Copy out each line of the data that holds the word "информация".

→ Listing:
## Start

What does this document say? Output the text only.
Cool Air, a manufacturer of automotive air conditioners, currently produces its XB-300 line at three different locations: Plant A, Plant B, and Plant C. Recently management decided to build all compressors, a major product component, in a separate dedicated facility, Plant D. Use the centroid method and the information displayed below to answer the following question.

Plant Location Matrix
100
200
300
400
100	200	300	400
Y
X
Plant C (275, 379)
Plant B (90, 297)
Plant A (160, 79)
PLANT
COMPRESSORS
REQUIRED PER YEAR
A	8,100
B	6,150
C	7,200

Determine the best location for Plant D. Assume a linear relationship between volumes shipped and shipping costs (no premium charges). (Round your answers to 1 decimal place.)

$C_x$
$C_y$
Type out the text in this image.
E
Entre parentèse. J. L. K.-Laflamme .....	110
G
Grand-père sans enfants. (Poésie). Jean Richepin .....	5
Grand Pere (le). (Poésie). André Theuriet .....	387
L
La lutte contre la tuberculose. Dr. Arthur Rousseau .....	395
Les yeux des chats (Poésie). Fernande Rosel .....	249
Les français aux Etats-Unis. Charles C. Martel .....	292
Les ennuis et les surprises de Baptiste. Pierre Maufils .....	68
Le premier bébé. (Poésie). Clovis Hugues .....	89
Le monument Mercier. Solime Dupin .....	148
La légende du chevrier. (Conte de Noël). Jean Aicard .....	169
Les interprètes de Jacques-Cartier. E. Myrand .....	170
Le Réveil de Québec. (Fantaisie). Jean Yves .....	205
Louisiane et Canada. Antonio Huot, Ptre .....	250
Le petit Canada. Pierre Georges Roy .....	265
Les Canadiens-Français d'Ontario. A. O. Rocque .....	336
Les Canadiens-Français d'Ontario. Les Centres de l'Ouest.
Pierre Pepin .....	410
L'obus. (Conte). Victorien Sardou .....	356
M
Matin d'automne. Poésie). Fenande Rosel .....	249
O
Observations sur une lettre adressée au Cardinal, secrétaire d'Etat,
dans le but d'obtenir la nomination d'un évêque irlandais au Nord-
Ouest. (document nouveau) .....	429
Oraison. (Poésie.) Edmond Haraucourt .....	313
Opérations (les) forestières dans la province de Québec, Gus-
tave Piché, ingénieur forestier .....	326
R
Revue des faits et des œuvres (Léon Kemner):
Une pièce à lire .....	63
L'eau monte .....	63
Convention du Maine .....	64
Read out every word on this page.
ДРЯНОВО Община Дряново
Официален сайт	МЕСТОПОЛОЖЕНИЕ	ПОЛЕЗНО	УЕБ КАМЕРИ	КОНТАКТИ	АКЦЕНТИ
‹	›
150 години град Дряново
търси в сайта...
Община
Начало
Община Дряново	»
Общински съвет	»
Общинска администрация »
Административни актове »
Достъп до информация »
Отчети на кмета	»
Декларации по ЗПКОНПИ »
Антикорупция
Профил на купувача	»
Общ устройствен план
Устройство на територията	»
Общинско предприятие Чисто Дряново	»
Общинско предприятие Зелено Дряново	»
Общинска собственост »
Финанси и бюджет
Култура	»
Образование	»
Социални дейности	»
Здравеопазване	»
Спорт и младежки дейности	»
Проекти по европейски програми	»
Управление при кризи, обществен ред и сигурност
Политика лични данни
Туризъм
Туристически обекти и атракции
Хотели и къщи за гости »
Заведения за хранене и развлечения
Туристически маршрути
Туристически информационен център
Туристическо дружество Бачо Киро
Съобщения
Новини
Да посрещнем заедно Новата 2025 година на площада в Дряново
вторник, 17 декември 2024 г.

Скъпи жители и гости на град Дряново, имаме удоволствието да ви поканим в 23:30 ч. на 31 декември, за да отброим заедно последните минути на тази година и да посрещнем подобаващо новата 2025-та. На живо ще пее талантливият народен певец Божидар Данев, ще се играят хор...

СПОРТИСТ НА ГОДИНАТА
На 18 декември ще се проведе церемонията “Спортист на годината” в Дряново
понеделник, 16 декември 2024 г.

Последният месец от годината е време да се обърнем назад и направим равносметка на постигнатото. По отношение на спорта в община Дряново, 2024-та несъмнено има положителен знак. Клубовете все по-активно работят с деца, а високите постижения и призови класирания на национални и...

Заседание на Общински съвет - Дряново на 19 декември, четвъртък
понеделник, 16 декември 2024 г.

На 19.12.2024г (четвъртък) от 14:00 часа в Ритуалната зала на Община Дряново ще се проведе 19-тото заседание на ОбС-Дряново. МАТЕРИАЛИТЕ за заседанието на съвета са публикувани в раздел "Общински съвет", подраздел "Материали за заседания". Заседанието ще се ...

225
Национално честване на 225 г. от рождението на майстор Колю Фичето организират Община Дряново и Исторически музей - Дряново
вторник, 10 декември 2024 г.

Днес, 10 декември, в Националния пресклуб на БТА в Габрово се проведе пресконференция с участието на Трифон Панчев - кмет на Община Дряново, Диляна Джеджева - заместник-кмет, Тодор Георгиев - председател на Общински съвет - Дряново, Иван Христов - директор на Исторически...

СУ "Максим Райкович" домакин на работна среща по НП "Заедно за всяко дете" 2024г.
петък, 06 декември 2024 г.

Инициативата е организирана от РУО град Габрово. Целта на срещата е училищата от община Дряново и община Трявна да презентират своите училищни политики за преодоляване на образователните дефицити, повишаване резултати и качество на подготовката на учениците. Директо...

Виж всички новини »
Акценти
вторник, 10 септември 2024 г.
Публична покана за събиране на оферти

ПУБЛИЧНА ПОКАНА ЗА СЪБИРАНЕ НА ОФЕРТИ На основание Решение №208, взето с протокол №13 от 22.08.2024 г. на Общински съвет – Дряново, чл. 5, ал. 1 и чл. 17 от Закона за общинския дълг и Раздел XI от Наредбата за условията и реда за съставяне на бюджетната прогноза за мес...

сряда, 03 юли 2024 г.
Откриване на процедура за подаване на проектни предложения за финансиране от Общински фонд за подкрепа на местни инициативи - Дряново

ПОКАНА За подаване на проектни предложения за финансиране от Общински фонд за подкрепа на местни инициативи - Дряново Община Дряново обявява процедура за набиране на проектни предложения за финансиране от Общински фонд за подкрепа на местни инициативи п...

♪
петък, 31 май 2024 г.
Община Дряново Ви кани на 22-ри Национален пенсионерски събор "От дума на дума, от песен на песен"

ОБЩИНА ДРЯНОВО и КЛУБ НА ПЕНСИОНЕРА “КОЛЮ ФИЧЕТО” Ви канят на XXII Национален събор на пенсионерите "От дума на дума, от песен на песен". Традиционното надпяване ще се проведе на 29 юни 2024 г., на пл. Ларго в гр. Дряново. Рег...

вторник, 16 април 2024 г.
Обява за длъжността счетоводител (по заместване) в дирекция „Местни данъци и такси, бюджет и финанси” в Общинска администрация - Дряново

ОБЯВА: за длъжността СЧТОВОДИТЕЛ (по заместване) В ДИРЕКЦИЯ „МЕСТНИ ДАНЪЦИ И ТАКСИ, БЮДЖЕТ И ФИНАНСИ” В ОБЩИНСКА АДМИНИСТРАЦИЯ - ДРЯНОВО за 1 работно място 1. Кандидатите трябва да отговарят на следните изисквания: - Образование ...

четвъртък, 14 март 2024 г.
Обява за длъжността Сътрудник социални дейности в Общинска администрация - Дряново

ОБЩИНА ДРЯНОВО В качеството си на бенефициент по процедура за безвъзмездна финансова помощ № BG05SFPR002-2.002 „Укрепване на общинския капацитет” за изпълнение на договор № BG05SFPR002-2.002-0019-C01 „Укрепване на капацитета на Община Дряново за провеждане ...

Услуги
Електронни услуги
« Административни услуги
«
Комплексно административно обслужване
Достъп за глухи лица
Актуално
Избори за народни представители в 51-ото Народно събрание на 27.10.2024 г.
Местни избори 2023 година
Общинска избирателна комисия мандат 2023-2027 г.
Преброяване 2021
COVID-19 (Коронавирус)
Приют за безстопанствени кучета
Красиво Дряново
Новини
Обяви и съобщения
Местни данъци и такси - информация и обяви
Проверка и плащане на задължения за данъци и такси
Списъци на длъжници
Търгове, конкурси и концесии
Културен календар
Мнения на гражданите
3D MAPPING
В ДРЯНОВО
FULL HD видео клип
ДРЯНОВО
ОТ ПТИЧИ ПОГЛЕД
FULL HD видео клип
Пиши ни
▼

## End

→ Solution:
Достъп до информация »
Местни данъци и такси - информация и обяви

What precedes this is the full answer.